Stated exercise:
Output all records precisely as written.

Stored records:

※ ※ ※

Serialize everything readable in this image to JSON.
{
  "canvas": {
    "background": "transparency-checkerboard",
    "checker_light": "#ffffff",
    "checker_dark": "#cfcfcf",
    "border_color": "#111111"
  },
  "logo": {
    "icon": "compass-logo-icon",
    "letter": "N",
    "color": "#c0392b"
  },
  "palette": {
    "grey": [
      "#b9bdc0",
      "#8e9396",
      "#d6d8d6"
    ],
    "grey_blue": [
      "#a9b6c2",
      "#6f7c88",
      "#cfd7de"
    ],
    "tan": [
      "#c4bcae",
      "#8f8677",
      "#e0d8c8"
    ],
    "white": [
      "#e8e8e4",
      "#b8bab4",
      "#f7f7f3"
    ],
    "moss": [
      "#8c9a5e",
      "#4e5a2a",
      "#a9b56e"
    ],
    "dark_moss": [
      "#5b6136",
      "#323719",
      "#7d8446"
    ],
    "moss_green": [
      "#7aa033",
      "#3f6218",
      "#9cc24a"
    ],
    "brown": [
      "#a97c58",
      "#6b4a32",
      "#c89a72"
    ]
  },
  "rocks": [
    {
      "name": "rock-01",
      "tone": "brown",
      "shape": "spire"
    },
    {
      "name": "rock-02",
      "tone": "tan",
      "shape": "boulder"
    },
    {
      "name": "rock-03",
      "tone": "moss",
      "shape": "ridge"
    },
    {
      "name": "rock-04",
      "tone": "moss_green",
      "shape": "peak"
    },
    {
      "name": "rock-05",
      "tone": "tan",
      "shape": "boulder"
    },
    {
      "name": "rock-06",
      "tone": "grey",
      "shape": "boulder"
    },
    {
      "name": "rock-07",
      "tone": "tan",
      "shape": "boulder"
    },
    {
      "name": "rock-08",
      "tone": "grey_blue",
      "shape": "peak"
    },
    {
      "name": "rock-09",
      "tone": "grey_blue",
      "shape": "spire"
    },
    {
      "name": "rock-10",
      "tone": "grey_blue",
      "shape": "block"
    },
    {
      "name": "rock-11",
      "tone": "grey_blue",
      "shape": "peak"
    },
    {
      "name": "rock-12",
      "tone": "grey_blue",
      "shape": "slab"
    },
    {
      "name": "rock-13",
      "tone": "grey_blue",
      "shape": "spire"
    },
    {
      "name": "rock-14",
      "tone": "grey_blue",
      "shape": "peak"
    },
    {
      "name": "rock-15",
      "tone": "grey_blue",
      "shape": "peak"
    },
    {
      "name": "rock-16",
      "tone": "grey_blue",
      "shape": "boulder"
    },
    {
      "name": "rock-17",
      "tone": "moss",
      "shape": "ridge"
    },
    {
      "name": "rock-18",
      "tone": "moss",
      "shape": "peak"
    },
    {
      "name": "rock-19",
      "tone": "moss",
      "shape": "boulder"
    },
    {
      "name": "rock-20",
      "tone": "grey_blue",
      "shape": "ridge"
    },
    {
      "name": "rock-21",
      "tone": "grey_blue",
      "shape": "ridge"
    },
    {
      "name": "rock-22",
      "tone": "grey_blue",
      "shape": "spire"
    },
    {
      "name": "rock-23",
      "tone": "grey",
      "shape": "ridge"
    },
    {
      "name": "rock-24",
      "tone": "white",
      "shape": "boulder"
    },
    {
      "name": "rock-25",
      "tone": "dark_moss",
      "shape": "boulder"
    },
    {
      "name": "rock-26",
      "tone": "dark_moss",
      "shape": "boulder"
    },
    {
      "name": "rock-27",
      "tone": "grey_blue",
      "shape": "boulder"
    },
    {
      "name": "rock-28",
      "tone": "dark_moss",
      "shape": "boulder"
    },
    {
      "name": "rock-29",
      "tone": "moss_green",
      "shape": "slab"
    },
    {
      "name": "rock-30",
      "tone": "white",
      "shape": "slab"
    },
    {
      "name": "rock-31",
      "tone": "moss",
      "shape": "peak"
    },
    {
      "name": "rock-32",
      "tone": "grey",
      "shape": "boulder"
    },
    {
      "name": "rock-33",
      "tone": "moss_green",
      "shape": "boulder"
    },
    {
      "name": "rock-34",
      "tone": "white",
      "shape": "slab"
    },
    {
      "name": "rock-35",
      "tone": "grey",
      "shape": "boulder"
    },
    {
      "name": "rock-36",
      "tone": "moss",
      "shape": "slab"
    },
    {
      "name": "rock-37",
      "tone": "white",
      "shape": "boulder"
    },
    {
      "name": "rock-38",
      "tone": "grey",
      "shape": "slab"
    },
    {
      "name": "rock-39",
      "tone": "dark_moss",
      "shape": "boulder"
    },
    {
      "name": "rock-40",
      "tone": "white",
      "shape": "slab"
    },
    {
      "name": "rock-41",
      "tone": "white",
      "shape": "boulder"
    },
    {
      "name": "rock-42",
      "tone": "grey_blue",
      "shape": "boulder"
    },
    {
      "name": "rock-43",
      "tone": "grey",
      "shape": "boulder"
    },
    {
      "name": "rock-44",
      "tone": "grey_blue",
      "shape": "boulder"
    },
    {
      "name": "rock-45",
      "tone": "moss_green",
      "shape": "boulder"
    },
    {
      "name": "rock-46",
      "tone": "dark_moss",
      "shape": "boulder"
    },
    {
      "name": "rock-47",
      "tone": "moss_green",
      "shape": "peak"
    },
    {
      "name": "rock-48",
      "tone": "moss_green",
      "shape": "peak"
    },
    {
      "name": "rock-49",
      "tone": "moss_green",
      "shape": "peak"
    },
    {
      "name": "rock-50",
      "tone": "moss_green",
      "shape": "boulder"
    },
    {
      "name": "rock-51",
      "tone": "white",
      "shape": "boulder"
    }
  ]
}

※ ※ ※

Solved problem:
Serialize everything readable in this image to JSON.
{
  "canvas": {
    "background": "transparency-checkerboard",
    "checker_light": "#ffffff",
    "checker_dark": "#cfcfcf",
    "border_color": "#111111"
  },
  "logo": {
    "icon": "compass-logo-icon",
    "letter": "N",
    "color": "#c0392b"
  },
  "palette": {
    "grey": [
      "#b9bdc0",
      "#8e9396",
      "#d6d8d6"
    ],
    "grey_blue": [
      "#a9b6c2",
      "#6f7c88",
      "#cfd7de"
    ],
    "tan": [
      "#c4bcae",
      "#8f8677",
      "#e0d8c8"
    ],
    "white": [
      "#e8e8e4",
      "#b8bab4",
      "#f7f7f3"
    ],
    "moss": [
      "#8c9a5e",
      "#4e5a2a",
      "#a9b56e"
    ],
    "dark_moss": [
      "#5b6136",
      "#323719",
      "#7d8446"
    ],
    "moss_green": [
      "#7aa033",
      "#3f6218",
      "#9cc24a"
    ],
    "brown": [
      "#a97c58",
      "#6b4a32",
      "#c89a72"
    ]
  },
  "rocks": [
    {
      "name": "rock-01",
      "tone": "brown",
      "shape": "spire"
    },
    {
      "name": "rock-02",
      "tone": "tan",
      "shape": "boulder"
    },
    {
      "name": "rock-03",
      "tone": "moss",
      "shape": "ridge"
    },
    {
      "name": "rock-04",
      "tone": "moss_green",
      "shape": "peak"
    },
    {
      "name": "rock-05",
      "tone": "tan",
      "shape": "boulder"
    },
    {
      "name": "rock-06",
      "tone": "grey",
      "shape": "boulder"
    },
    {
      "name": "rock-07",
      "tone": "tan",
      "shape": "boulder"
    },
    {
      "name": "rock-08",
      "tone": "grey_blue",
      "shape": "peak"
    },
    {
      "name": "rock-09",
      "tone": "grey_blue",
      "shape": "spire"
    },
    {
      "name": "rock-10",
      "tone": "grey_blue",
      "shape": "block"
    },
    {
      "name": "rock-11",
      "tone": "grey_blue",
      "shape": "peak"
    },
    {
      "name": "rock-12",
      "tone": "grey_blue",
      "shape": "slab"
    },
    {
      "name": "rock-13",
      "tone": "grey_blue",
      "shape": "spire"
    },
    {
      "name": "rock-14",
      "tone": "grey_blue",
      "shape": "peak"
    },
    {
      "name": "rock-15",
      "tone": "grey_blue",
      "shape": "peak"
    },
    {
      "name": "rock-16",
      "tone": "grey_blue",
      "shape": "boulder"
    },
    {
      "name": "rock-17",
      "tone": "moss",
      "shape": "ridge"
    },
    {
      "name": "rock-18",
      "tone": "moss",
      "shape": "peak"
    },
    {
      "name": "rock-19",
      "tone": "moss",
      "shape": "boulder"
    },
    {
      "name": "rock-20",
      "tone": "grey_blue",
      "shape": "ridge"
    },
    {
      "name": "rock-21",
      "tone": "grey_blue",
      "shape": "ridge"
    },
    {
      "name": "rock-22",
      "tone": "grey_blue",
      "shape": "spire"
    },
    {
      "name": "rock-23",
      "tone": "grey",
      "shape": "ridge"
    },
    {
      "name": "rock-24",
      "tone": "white",
      "shape": "boulder"
    },
    {
      "name": "rock-25",
      "tone": "dark_moss",
      "shape": "boulder"
    },
    {
      "name": "rock-26",
      "tone": "dark_moss",
      "shape": "boulder"
    },
    {
      "name": "rock-27",
      "tone": "grey_blue",
      "shape": "boulder"
    },
    {
      "name": "rock-28",
      "tone": "dark_moss",
      "shape": "boulder"
    },
    {
      "name": "rock-29",
      "tone": "moss_green",
      "shape": "slab"
    },
    {
      "name": "rock-30",
      "tone": "white",
      "shape": "slab"
    },
    {
      "name": "rock-31",
      "tone": "moss",
      "shape": "peak"
    },
    {
      "name": "rock-32",
      "tone": "grey",
      "shape": "boulder"
    },
    {
      "name": "rock-33",
      "tone": "moss_green",
      "shape": "boulder"
    },
    {
      "name": "rock-34",
      "tone": "white",
      "shape": "slab"
    },
    {
      "name": "rock-35",
      "tone": "grey",
      "shape": "boulder"
    },
    {
      "name": "rock-36",
      "tone": "moss",
      "shape": "slab"
    },
    {
      "name": "rock-37",
      "tone": "white",
      "shape": "boulder"
    },
    {
      "name": "rock-38",
      "tone": "grey",
      "shape": "slab"
    },
    {
      "name": "rock-39",
      "tone": "dark_moss",
      "shape": "boulder"
    },
    {
      "name": "rock-40",
      "tone": "white",
      "shape": "slab"
    },
    {
      "name": "rock-41",
      "tone": "white",
      "shape": "boulder"
    },
    {
      "name": "rock-42",
      "tone": "grey_blue",
      "shape": "boulder"
    },
    {
      "name": "rock-43",
      "tone": "grey",
      "shape": "boulder"
    },
    {
      "name": "rock-44",
      "tone": "grey_blue",
      "shape": "boulder"
    },
    {
      "name": "rock-45",
      "tone": "moss_green",
      "shape": "boulder"
    },
    {
      "name": "rock-46",
      "tone": "dark_moss",
      "shape": "boulder"
    },
    {
      "name": "rock-47",
      "tone": "moss_green",
      "shape": "peak"
    },
    {
      "name": "rock-48",
      "tone": "moss_green",
      "shape": "peak"
    },
    {
      "name": "rock-49",
      "tone": "moss_green",
      "shape": "peak"
    },
    {
      "name": "rock-50",
      "tone": "moss_green",
      "shape": "boulder"
    },
    {
      "name": "rock-51",
      "tone": "white",
      "shape": "boulder"
    }
  ]
}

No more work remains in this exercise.